STATED PROBLEM — Copy out the rows below, from the one containing "colorbar-box [666,949,704,978]" through the one containing "colorbar-tick-label: 60 [508,997,539,1025]", keeping both of those rows.

--- Start of SOURCE RECORDS ---

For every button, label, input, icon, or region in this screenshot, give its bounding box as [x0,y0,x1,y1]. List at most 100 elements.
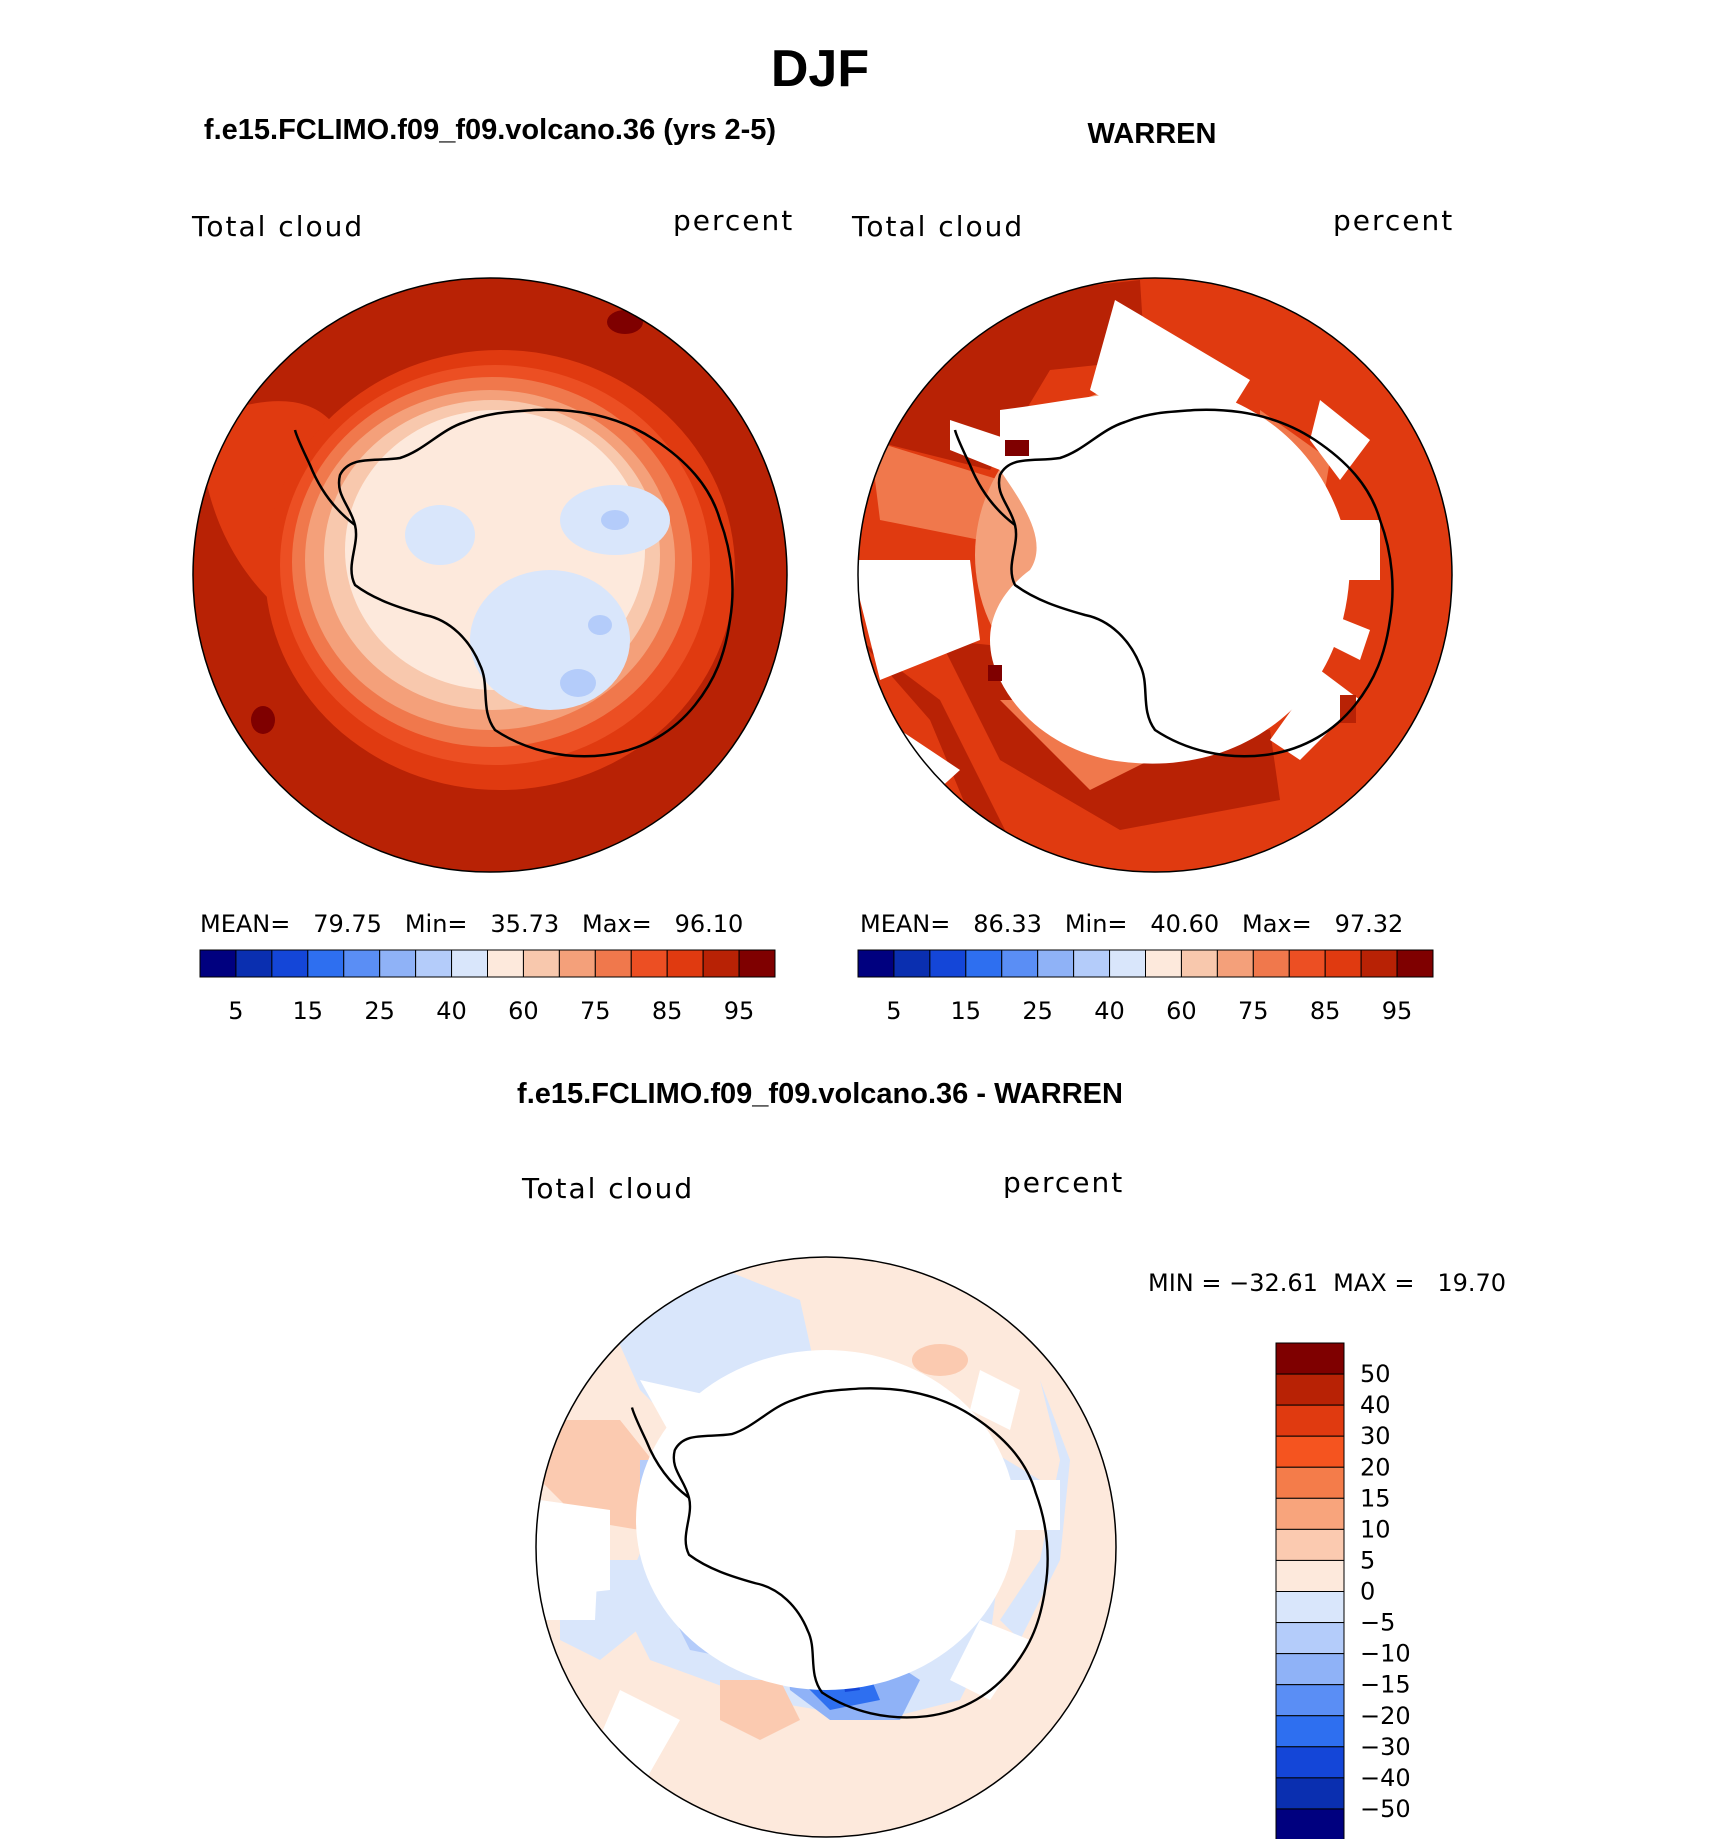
colorbar-box [666,949,704,978]
colorbar-tick-label: −15 [1360,1671,1411,1699]
colorbar-tick-label: 20 [1360,1453,1391,1481]
colorbar-box [1275,1777,1345,1810]
colorbar-tick-label: 75 [1238,997,1269,1025]
panel1-left-label: Total cloud [191,210,364,243]
colorbar-box [1396,949,1434,978]
colorbar-tick-label: −50 [1360,1795,1411,1823]
colorbar-box [1275,1746,1345,1779]
colorbar-tick-label: −20 [1360,1702,1411,1730]
panel2-title: WARREN [1088,118,1217,150]
colorbar-box [965,949,1003,978]
colorbar-box [1180,949,1218,978]
panel3-right-label: percent [1003,1166,1124,1199]
colorbar-tick-label: 40 [436,997,467,1025]
map-panel3 [536,1257,1116,1837]
colorbar-box [1275,1528,1345,1561]
colorbar-box [1275,1715,1345,1748]
panel3-title: f.e15.FCLIMO.f09_f09.volcano.36 - WARREN [517,1078,1123,1110]
colorbar-box [1001,949,1039,978]
colorbar-box [1275,1622,1345,1655]
panel2-left-label: Total cloud [851,210,1024,243]
colorbar-box [1073,949,1111,978]
panel2-stats: MEAN= 86.33 Min= 40.60 Max= 97.32 [860,910,1403,938]
colorbar-tick-label: 25 [364,997,395,1025]
colorbar-tick-label: 85 [652,997,683,1025]
colorbar-tick-label: 15 [951,997,982,1025]
colorbar-tick-label: 50 [1360,1360,1391,1388]
colorbar-box [199,949,237,978]
colorbar-box [1275,1808,1345,1839]
colorbar-box [1324,949,1362,978]
panel2-right-label: percent [1333,204,1454,237]
colorbar-tick-label: 15 [1360,1484,1391,1512]
panel3-stats: MIN = −32.61 MAX = 19.70 [1148,1269,1506,1297]
colorbar-tick-label: −30 [1360,1733,1411,1761]
colorbar-box [893,949,931,978]
region-interior-minimum [470,570,630,710]
region-antarctic-peninsula [540,1420,660,1530]
colorbar-box [1288,949,1326,978]
colorbar-tick-label: 85 [1310,997,1341,1025]
colorbar-box [1275,1684,1345,1717]
panel1-right-label: percent [673,204,794,237]
colorbar-box [630,949,668,978]
colorbar-box [1275,1373,1345,1406]
colorbar-box [1275,1559,1345,1592]
colorbar-panel2: 5 15 25 40 60 75 85 95 [857,949,1434,1025]
colorbar-tick-label: −10 [1360,1640,1411,1668]
colorbar-box [235,949,273,978]
colorbar-box [451,949,488,978]
colorbar-box [929,949,967,978]
colorbar-box [1252,949,1290,978]
colorbar-box [522,949,560,978]
colorbar-tick-label: 25 [1022,997,1053,1025]
colorbar-box [702,949,740,978]
colorbar-tick-label: 60 [508,997,539,1025]
colorbar-tick-label: 5 [886,997,901,1025]
colorbar-tick-label: −40 [1360,1764,1411,1792]
colorbar-box [594,949,632,978]
colorbar-tick-label: 0 [1360,1578,1375,1606]
colorbar-box [558,949,596,978]
colorbar-tick-label: 75 [580,997,611,1025]
colorbar-tick-label: 10 [1360,1515,1391,1543]
colorbar-tick-label: 95 [1382,997,1413,1025]
colorbar-tick-label: 40 [1360,1391,1391,1419]
colorbar-tick-label: 5 [1360,1546,1375,1574]
panel1-stats: MEAN= 79.75 Min= 35.73 Max= 96.10 [200,910,743,938]
colorbar-box [738,949,776,978]
colorbar-box [415,949,453,978]
region-southern-ocean-band [870,280,1145,470]
colorbar-tick-label: 60 [1166,997,1197,1025]
colorbar-box [1275,1342,1345,1375]
colorbar-box [1109,949,1146,978]
map-panel2 [858,278,1452,872]
colorbar-box [1216,949,1254,978]
colorbar-box [1275,1591,1345,1624]
colorbar-box [1275,1653,1345,1686]
colorbar-tick-label: 30 [1360,1422,1391,1450]
colorbar-tick-label: −5 [1360,1609,1395,1637]
colorbar-box [857,949,895,978]
colorbar-box [1275,1404,1345,1437]
panel1-title: f.e15.FCLIMO.f09_f09.volcano.36 (yrs 2-5… [204,114,776,146]
colorbar-box [343,949,381,978]
colorbar-panel1: 5 15 25 40 60 75 85 95 [199,949,776,1025]
colorbar-box [1037,949,1075,978]
colorbar-box [1275,1466,1345,1499]
colorbar-tick-label: 5 [228,997,243,1025]
colorbar-box [307,949,345,978]
region-no-data [990,391,1350,764]
colorbar-box [1275,1435,1345,1468]
colorbar-box [1275,1497,1345,1530]
colorbar-box [487,949,524,978]
colorbar-tick-label: 40 [1094,997,1125,1025]
colorbar-tick-label: 15 [293,997,324,1025]
colorbar-tick-label: 95 [724,997,755,1025]
colorbar-box [379,949,417,978]
map-panel1 [193,278,787,872]
panel3-left-label: Total cloud [521,1172,694,1205]
colorbar-box [271,949,309,978]
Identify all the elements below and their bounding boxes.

--- End of SOURCE RECORDS ---

CORRECT RESPONSE —
colorbar-box [666,949,704,978]
colorbar-tick-label: −15 [1360,1671,1411,1699]
colorbar-tick-label: 20 [1360,1453,1391,1481]
colorbar-box [1275,1777,1345,1810]
colorbar-tick-label: 75 [1238,997,1269,1025]
panel1-left-label: Total cloud [191,210,364,243]
colorbar-box [1396,949,1434,978]
colorbar-tick-label: −50 [1360,1795,1411,1823]
colorbar-box [1275,1746,1345,1779]
colorbar-tick-label: −20 [1360,1702,1411,1730]
panel2-title: WARREN [1088,118,1217,150]
colorbar-box [965,949,1003,978]
colorbar-box [1180,949,1218,978]
panel3-right-label: percent [1003,1166,1124,1199]
colorbar-tick-label: 40 [436,997,467,1025]
map-panel3 [536,1257,1116,1837]
colorbar-box [1275,1528,1345,1561]
colorbar-box [1275,1715,1345,1748]
panel3-title: f.e15.FCLIMO.f09_f09.volcano.36 - WARREN [517,1078,1123,1110]
colorbar-box [1001,949,1039,978]
colorbar-box [1275,1622,1345,1655]
panel2-left-label: Total cloud [851,210,1024,243]
colorbar-box [1073,949,1111,978]
panel2-stats: MEAN= 86.33 Min= 40.60 Max= 97.32 [860,910,1403,938]
colorbar-tick-label: 25 [364,997,395,1025]
colorbar-tick-label: 85 [652,997,683,1025]
colorbar-tick-label: 15 [951,997,982,1025]
colorbar-tick-label: 50 [1360,1360,1391,1388]
colorbar-box [199,949,237,978]
colorbar-box [1275,1808,1345,1839]
colorbar-box [1324,949,1362,978]
panel2-right-label: percent [1333,204,1454,237]
colorbar-tick-label: 15 [1360,1484,1391,1512]
panel3-stats: MIN = −32.61 MAX = 19.70 [1148,1269,1506,1297]
colorbar-tick-label: −30 [1360,1733,1411,1761]
colorbar-box [893,949,931,978]
region-interior-minimum [470,570,630,710]
region-antarctic-peninsula [540,1420,660,1530]
colorbar-box [1288,949,1326,978]
colorbar-tick-label: 85 [1310,997,1341,1025]
colorbar-box [1275,1684,1345,1717]
panel1-right-label: percent [673,204,794,237]
colorbar-box [630,949,668,978]
colorbar-box [1275,1373,1345,1406]
colorbar-box [1275,1559,1345,1592]
colorbar-panel2: 5 15 25 40 60 75 85 95 [857,949,1434,1025]
colorbar-tick-label: −10 [1360,1640,1411,1668]
colorbar-box [235,949,273,978]
colorbar-box [451,949,488,978]
colorbar-box [929,949,967,978]
colorbar-box [1252,949,1290,978]
colorbar-box [522,949,560,978]
colorbar-tick-label: 25 [1022,997,1053,1025]
colorbar-box [702,949,740,978]
colorbar-tick-label: 60 [508,997,539,1025]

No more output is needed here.